#### The data ####
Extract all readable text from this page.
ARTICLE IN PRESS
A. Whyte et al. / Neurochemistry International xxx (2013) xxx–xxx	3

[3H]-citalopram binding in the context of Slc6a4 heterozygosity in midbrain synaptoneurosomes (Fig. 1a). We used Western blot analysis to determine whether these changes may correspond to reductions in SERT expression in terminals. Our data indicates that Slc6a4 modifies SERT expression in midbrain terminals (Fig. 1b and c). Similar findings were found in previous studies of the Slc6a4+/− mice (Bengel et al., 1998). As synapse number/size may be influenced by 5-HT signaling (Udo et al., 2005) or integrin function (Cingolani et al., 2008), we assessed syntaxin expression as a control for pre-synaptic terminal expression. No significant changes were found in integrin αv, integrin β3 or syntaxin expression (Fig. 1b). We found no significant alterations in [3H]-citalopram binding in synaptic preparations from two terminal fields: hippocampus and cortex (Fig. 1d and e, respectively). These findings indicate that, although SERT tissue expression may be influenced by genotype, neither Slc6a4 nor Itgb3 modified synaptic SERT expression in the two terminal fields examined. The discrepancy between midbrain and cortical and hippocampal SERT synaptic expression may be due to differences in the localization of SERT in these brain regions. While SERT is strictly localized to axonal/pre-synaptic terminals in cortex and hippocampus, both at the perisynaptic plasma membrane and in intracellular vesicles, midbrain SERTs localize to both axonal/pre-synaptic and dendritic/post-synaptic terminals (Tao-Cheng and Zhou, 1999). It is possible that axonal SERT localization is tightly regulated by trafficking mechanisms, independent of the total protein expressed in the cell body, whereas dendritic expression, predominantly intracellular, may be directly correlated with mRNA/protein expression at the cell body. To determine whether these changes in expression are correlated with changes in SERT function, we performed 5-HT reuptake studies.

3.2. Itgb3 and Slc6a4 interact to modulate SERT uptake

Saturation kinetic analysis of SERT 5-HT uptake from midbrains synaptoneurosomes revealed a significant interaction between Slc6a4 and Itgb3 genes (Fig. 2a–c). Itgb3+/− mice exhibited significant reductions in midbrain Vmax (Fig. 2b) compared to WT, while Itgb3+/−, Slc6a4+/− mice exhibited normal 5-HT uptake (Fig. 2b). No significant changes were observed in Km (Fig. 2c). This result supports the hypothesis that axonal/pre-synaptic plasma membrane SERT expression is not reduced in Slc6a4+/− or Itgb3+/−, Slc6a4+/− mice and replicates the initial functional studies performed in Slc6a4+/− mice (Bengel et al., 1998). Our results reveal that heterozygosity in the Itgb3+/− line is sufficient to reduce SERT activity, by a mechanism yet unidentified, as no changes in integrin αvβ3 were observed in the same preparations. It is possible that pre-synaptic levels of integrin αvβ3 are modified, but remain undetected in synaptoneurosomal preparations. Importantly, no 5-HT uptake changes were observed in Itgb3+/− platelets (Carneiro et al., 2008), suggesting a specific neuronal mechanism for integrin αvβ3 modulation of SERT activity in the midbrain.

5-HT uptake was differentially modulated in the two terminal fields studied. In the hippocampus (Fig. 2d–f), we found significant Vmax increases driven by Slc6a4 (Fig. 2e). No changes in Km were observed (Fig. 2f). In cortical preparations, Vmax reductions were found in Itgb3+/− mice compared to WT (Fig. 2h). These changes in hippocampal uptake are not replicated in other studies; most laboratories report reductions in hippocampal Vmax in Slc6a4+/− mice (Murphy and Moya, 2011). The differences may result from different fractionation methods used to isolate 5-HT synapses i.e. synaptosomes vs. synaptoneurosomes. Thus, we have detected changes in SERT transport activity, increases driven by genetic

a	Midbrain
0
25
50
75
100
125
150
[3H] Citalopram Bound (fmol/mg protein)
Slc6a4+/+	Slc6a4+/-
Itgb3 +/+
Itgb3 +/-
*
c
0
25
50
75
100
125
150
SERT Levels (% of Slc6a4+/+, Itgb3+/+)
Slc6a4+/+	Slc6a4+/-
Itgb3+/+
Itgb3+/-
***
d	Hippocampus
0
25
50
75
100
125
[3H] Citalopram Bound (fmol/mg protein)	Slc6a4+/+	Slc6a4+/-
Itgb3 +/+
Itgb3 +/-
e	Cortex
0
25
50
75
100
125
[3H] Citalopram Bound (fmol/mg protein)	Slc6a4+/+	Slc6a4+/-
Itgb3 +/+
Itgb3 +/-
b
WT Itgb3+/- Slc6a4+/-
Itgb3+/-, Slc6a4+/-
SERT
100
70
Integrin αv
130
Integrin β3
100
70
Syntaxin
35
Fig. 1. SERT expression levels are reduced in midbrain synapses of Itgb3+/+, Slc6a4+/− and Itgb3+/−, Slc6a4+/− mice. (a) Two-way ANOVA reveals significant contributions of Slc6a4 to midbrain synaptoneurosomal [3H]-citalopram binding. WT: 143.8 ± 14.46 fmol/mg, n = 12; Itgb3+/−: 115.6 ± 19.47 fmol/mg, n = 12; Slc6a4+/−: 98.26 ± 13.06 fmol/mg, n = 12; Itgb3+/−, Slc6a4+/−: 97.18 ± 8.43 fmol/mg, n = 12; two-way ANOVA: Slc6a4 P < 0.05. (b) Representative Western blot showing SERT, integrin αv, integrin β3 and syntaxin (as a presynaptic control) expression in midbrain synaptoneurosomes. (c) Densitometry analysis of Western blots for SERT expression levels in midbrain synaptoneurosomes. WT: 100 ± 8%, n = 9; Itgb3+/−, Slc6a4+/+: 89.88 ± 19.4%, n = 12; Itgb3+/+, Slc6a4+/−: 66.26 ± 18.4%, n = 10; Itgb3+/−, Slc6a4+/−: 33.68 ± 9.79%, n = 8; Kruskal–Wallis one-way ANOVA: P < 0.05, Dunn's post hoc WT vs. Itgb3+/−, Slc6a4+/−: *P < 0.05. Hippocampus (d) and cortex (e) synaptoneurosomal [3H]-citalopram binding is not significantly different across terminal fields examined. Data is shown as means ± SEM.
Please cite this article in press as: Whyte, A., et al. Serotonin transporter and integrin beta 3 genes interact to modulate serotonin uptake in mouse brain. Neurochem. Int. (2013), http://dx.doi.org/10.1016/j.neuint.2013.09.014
####
:: Exercise prompt ::
Transcribe every record exactly, keeping each line as it is.

:: Task solution ::
Extract all readable text from this page.
ARTICLE IN PRESS
A. Whyte et al. / Neurochemistry International xxx (2013) xxx–xxx	3

[3H]-citalopram binding in the context of Slc6a4 heterozygosity in midbrain synaptoneurosomes (Fig. 1a). We used Western blot analysis to determine whether these changes may correspond to reductions in SERT expression in terminals. Our data indicates that Slc6a4 modifies SERT expression in midbrain terminals (Fig. 1b and c). Similar findings were found in previous studies of the Slc6a4+/− mice (Bengel et al., 1998). As synapse number/size may be influenced by 5-HT signaling (Udo et al., 2005) or integrin function (Cingolani et al., 2008), we assessed syntaxin expression as a control for pre-synaptic terminal expression. No significant changes were found in integrin αv, integrin β3 or syntaxin expression (Fig. 1b). We found no significant alterations in [3H]-citalopram binding in synaptic preparations from two terminal fields: hippocampus and cortex (Fig. 1d and e, respectively). These findings indicate that, although SERT tissue expression may be influenced by genotype, neither Slc6a4 nor Itgb3 modified synaptic SERT expression in the two terminal fields examined. The discrepancy between midbrain and cortical and hippocampal SERT synaptic expression may be due to differences in the localization of SERT in these brain regions. While SERT is strictly localized to axonal/pre-synaptic terminals in cortex and hippocampus, both at the perisynaptic plasma membrane and in intracellular vesicles, midbrain SERTs localize to both axonal/pre-synaptic and dendritic/post-synaptic terminals (Tao-Cheng and Zhou, 1999). It is possible that axonal SERT localization is tightly regulated by trafficking mechanisms, independent of the total protein expressed in the cell body, whereas dendritic expression, predominantly intracellular, may be directly correlated with mRNA/protein expression at the cell body. To determine whether these changes in expression are correlated with changes in SERT function, we performed 5-HT reuptake studies.

3.2. Itgb3 and Slc6a4 interact to modulate SERT uptake

Saturation kinetic analysis of SERT 5-HT uptake from midbrains synaptoneurosomes revealed a significant interaction between Slc6a4 and Itgb3 genes (Fig. 2a–c). Itgb3+/− mice exhibited significant reductions in midbrain Vmax (Fig. 2b) compared to WT, while Itgb3+/−, Slc6a4+/− mice exhibited normal 5-HT uptake (Fig. 2b). No significant changes were observed in Km (Fig. 2c). This result supports the hypothesis that axonal/pre-synaptic plasma membrane SERT expression is not reduced in Slc6a4+/− or Itgb3+/−, Slc6a4+/− mice and replicates the initial functional studies performed in Slc6a4+/− mice (Bengel et al., 1998). Our results reveal that heterozygosity in the Itgb3+/− line is sufficient to reduce SERT activity, by a mechanism yet unidentified, as no changes in integrin αvβ3 were observed in the same preparations. It is possible that pre-synaptic levels of integrin αvβ3 are modified, but remain undetected in synaptoneurosomal preparations. Importantly, no 5-HT uptake changes were observed in Itgb3+/− platelets (Carneiro et al., 2008), suggesting a specific neuronal mechanism for integrin αvβ3 modulation of SERT activity in the midbrain.

5-HT uptake was differentially modulated in the two terminal fields studied. In the hippocampus (Fig. 2d–f), we found significant Vmax increases driven by Slc6a4 (Fig. 2e). No changes in Km were observed (Fig. 2f). In cortical preparations, Vmax reductions were found in Itgb3+/− mice compared to WT (Fig. 2h). These changes in hippocampal uptake are not replicated in other studies; most laboratories report reductions in hippocampal Vmax in Slc6a4+/− mice (Murphy and Moya, 2011). The differences may result from different fractionation methods used to isolate 5-HT synapses i.e. synaptosomes vs. synaptoneurosomes. Thus, we have detected changes in SERT transport activity, increases driven by genetic

a	Midbrain
0
25
50
75
100
125
150
[3H] Citalopram Bound (fmol/mg protein)
Slc6a4+/+	Slc6a4+/-
Itgb3 +/+
Itgb3 +/-
*
c
0
25
50
75
100
125
150
SERT Levels (% of Slc6a4+/+, Itgb3+/+)
Slc6a4+/+	Slc6a4+/-
Itgb3+/+
Itgb3+/-
***
d	Hippocampus
0
25
50
75
100
125
[3H] Citalopram Bound (fmol/mg protein)	Slc6a4+/+	Slc6a4+/-
Itgb3 +/+
Itgb3 +/-
e	Cortex
0
25
50
75
100
125
[3H] Citalopram Bound (fmol/mg protein)	Slc6a4+/+	Slc6a4+/-
Itgb3 +/+
Itgb3 +/-
b
WT Itgb3+/- Slc6a4+/-
Itgb3+/-, Slc6a4+/-
SERT
100
70
Integrin αv
130
Integrin β3
100
70
Syntaxin
35
Fig. 1. SERT expression levels are reduced in midbrain synapses of Itgb3+/+, Slc6a4+/− and Itgb3+/−, Slc6a4+/− mice. (a) Two-way ANOVA reveals significant contributions of Slc6a4 to midbrain synaptoneurosomal [3H]-citalopram binding. WT: 143.8 ± 14.46 fmol/mg, n = 12; Itgb3+/−: 115.6 ± 19.47 fmol/mg, n = 12; Slc6a4+/−: 98.26 ± 13.06 fmol/mg, n = 12; Itgb3+/−, Slc6a4+/−: 97.18 ± 8.43 fmol/mg, n = 12; two-way ANOVA: Slc6a4 P < 0.05. (b) Representative Western blot showing SERT, integrin αv, integrin β3 and syntaxin (as a presynaptic control) expression in midbrain synaptoneurosomes. (c) Densitometry analysis of Western blots for SERT expression levels in midbrain synaptoneurosomes. WT: 100 ± 8%, n = 9; Itgb3+/−, Slc6a4+/+: 89.88 ± 19.4%, n = 12; Itgb3+/+, Slc6a4+/−: 66.26 ± 18.4%, n = 10; Itgb3+/−, Slc6a4+/−: 33.68 ± 9.79%, n = 8; Kruskal–Wallis one-way ANOVA: P < 0.05, Dunn's post hoc WT vs. Itgb3+/−, Slc6a4+/−: *P < 0.05. Hippocampus (d) and cortex (e) synaptoneurosomal [3H]-citalopram binding is not significantly different across terminal fields examined. Data is shown as means ± SEM.
Please cite this article in press as: Whyte, A., et al. Serotonin transporter and integrin beta 3 genes interact to modulate serotonin uptake in mouse brain. Neurochem. Int. (2013), http://dx.doi.org/10.1016/j.neuint.2013.09.014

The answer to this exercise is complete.